- TASK:
Could you write out the records below exactly as they appear?

Collected data
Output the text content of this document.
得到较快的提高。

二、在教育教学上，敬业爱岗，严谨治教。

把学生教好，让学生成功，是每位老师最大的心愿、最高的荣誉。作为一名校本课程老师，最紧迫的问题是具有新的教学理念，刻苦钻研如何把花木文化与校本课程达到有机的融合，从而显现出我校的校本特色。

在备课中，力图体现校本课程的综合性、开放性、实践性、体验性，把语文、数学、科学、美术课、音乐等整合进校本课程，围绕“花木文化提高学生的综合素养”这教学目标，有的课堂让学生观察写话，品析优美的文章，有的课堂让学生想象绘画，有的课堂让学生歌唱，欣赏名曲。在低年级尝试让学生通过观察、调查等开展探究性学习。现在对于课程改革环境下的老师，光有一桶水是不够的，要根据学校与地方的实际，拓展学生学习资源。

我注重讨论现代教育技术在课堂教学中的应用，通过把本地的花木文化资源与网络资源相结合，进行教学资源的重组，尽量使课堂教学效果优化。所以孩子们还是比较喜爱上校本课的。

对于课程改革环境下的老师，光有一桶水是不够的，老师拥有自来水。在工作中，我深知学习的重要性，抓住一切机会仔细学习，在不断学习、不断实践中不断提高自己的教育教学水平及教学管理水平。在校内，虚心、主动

- THE REPLY:
Output the text content of this document.
得到较快的提高。

二、在教育教学上，敬业爱岗，严谨治教。

把学生教好，让学生成功，是每位老师最大的心愿、最高的荣誉。作为一名校本课程老师，最紧迫的问题是具有新的教学理念，刻苦钻研如何把花木文化与校本课程达到有机的融合，从而显现出我校的校本特色。

在备课中，力图体现校本课程的综合性、开放性、实践性、体验性，把语文、数学、科学、美术课、音乐等整合进校本课程，围绕“花木文化提高学生的综合素养”这教学目标，有的课堂让学生观察写话，品析优美的文章，有的课堂让学生想象绘画，有的课堂让学生歌唱，欣赏名曲。在低年级尝试让学生通过观察、调查等开展探究性学习。现在对于课程改革环境下的老师，光有一桶水是不够的，要根据学校与地方的实际，拓展学生学习资源。

我注重讨论现代教育技术在课堂教学中的应用，通过把本地的花木文化资源与网络资源相结合，进行教学资源的重组，尽量使课堂教学效果优化。所以孩子们还是比较喜爱上校本课的。

对于课程改革环境下的老师，光有一桶水是不够的，老师拥有自来水。在工作中，我深知学习的重要性，抓住一切机会仔细学习，在不断学习、不断实践中不断提高自己的教育教学水平及教学管理水平。在校内，虚心、主动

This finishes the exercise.